(Stored items)
>> START
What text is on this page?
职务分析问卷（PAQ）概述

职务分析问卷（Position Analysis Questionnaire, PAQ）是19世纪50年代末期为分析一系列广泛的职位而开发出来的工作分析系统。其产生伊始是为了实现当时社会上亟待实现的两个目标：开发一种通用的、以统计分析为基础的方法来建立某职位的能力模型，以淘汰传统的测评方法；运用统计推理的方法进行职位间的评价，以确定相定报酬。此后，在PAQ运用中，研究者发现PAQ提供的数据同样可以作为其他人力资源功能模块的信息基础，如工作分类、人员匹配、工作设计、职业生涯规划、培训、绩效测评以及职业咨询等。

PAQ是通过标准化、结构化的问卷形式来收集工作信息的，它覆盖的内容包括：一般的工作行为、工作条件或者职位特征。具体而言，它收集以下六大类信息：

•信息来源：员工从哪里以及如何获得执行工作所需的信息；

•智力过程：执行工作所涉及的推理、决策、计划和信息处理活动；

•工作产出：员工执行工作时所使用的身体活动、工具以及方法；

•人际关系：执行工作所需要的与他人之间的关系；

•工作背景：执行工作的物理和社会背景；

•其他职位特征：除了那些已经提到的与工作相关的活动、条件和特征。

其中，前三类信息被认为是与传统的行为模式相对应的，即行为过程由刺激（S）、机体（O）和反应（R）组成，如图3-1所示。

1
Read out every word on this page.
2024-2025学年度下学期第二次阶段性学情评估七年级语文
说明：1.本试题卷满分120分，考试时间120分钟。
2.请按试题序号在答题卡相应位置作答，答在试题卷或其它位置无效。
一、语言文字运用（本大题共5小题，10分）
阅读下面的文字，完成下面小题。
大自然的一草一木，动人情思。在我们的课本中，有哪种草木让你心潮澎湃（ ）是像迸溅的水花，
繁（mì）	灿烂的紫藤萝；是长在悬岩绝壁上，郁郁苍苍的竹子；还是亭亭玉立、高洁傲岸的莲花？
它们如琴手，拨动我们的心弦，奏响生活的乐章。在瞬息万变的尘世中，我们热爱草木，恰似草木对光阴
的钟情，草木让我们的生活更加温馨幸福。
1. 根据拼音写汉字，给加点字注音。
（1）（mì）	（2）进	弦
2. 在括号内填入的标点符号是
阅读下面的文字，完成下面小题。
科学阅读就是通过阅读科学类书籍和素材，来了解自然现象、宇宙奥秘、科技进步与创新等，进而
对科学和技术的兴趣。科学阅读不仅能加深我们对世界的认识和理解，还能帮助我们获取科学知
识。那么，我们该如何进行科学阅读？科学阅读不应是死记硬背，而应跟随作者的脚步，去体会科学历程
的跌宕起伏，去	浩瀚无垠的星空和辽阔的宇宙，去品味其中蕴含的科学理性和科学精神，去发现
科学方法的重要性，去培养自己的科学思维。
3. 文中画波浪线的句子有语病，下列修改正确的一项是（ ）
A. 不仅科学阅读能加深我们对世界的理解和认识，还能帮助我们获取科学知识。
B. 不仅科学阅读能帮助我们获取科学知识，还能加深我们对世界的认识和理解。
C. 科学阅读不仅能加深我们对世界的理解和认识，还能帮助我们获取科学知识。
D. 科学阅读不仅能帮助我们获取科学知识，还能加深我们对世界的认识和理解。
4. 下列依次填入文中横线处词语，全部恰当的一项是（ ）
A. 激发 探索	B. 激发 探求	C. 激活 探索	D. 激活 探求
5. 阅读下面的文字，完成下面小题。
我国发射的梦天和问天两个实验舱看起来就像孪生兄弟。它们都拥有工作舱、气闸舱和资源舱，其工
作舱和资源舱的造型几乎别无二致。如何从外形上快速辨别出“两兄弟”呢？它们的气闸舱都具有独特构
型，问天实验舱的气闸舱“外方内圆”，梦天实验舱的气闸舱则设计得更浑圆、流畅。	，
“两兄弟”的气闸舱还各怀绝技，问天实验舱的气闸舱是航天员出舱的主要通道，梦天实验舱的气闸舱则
>> END
[STATED EXERCISE]
Pull out every line in the data above that has the word "还能加深我们对世界的认识和理解".

[WRITTEN ANSWER]
B. 不仅科学阅读能帮助我们获取科学知识，还能加深我们对世界的认识和理解。
D. 科学阅读不仅能帮助我们获取科学知识，还能加深我们对世界的认识和理解。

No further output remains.